* [TASK STATEMENT] Return the number of lines that include the string "this", without any other text.

* [PROVIDED DATA]
□ □ □ □
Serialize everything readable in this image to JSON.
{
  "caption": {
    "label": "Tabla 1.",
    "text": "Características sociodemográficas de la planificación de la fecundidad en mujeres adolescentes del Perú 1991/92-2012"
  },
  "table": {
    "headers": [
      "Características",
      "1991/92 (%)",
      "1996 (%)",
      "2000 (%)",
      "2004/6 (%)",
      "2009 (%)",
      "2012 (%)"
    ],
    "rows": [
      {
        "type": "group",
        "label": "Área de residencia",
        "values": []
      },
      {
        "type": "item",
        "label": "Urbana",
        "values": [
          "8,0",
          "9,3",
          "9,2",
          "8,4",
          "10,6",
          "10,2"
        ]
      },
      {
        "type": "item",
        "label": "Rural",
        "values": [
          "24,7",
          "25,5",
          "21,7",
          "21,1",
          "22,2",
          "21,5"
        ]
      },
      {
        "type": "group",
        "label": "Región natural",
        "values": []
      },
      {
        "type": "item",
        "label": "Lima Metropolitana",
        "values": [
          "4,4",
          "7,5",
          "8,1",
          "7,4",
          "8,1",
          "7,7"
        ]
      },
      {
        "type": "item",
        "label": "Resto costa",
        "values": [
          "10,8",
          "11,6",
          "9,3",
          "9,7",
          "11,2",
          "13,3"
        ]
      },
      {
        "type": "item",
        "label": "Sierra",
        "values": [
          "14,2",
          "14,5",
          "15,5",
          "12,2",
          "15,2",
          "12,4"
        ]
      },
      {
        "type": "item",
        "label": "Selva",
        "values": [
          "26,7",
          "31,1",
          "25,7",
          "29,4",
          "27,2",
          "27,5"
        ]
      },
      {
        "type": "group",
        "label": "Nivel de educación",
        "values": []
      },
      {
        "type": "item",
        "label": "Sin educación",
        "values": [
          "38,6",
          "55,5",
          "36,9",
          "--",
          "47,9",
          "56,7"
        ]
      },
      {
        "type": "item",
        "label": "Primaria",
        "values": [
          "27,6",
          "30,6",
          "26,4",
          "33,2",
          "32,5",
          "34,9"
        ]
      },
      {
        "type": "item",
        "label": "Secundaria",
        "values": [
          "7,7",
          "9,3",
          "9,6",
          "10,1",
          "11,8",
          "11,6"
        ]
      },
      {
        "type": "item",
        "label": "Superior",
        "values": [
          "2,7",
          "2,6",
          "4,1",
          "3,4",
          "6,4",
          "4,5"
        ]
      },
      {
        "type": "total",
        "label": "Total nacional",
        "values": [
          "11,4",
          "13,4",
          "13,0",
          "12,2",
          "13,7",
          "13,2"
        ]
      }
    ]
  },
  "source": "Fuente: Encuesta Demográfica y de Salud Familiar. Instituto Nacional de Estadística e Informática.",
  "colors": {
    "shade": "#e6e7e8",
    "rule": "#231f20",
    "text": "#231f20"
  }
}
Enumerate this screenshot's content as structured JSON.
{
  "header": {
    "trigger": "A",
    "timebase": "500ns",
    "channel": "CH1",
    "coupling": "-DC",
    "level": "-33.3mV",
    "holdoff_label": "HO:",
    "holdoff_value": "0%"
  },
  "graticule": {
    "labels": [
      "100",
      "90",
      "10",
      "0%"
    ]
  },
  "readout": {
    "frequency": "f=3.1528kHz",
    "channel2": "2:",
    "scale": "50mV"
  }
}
□ □ □ □
* [TASK RESPONSE] 2